Reproduce the listing that follows with no differences at all.

Stored records
— BEGIN —

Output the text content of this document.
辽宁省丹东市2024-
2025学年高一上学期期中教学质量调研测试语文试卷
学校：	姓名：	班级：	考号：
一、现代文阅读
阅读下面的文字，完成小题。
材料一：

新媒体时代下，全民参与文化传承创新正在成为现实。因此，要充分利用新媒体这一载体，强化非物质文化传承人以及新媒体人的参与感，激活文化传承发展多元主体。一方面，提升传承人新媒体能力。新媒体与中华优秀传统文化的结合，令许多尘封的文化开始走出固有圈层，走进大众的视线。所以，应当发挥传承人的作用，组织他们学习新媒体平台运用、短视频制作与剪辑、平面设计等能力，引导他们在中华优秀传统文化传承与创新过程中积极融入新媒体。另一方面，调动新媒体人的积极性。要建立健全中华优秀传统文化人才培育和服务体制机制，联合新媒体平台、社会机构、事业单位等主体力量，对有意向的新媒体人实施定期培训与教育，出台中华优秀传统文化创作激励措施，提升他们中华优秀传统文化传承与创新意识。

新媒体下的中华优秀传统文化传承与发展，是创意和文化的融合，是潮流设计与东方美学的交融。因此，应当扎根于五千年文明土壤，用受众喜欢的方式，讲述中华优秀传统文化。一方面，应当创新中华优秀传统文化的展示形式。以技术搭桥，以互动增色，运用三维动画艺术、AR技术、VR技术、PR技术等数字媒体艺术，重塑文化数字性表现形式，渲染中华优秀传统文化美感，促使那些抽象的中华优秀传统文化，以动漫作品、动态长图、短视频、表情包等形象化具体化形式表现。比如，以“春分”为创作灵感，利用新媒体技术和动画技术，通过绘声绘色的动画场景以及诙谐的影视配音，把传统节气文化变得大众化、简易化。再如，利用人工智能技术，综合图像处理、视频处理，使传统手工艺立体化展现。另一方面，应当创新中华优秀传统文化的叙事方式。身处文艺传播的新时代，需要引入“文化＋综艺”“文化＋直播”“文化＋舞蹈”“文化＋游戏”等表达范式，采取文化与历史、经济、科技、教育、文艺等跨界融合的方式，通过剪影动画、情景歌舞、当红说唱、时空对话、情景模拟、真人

— END —

*RESPONSE TO THIS TASK*
Output the text content of this document.
辽宁省丹东市2024-
2025学年高一上学期期中教学质量调研测试语文试卷
学校：	姓名：	班级：	考号：
一、现代文阅读
阅读下面的文字，完成小题。
材料一：

新媒体时代下，全民参与文化传承创新正在成为现实。因此，要充分利用新媒体这一载体，强化非物质文化传承人以及新媒体人的参与感，激活文化传承发展多元主体。一方面，提升传承人新媒体能力。新媒体与中华优秀传统文化的结合，令许多尘封的文化开始走出固有圈层，走进大众的视线。所以，应当发挥传承人的作用，组织他们学习新媒体平台运用、短视频制作与剪辑、平面设计等能力，引导他们在中华优秀传统文化传承与创新过程中积极融入新媒体。另一方面，调动新媒体人的积极性。要建立健全中华优秀传统文化人才培育和服务体制机制，联合新媒体平台、社会机构、事业单位等主体力量，对有意向的新媒体人实施定期培训与教育，出台中华优秀传统文化创作激励措施，提升他们中华优秀传统文化传承与创新意识。

新媒体下的中华优秀传统文化传承与发展，是创意和文化的融合，是潮流设计与东方美学的交融。因此，应当扎根于五千年文明土壤，用受众喜欢的方式，讲述中华优秀传统文化。一方面，应当创新中华优秀传统文化的展示形式。以技术搭桥，以互动增色，运用三维动画艺术、AR技术、VR技术、PR技术等数字媒体艺术，重塑文化数字性表现形式，渲染中华优秀传统文化美感，促使那些抽象的中华优秀传统文化，以动漫作品、动态长图、短视频、表情包等形象化具体化形式表现。比如，以“春分”为创作灵感，利用新媒体技术和动画技术，通过绘声绘色的动画场景以及诙谐的影视配音，把传统节气文化变得大众化、简易化。再如，利用人工智能技术，综合图像处理、视频处理，使传统手工艺立体化展现。另一方面，应当创新中华优秀传统文化的叙事方式。身处文艺传播的新时代，需要引入“文化＋综艺”“文化＋直播”“文化＋舞蹈”“文化＋游戏”等表达范式，采取文化与历史、经济、科技、教育、文艺等跨界融合的方式，通过剪影动画、情景歌舞、当红说唱、时空对话、情景模拟、真人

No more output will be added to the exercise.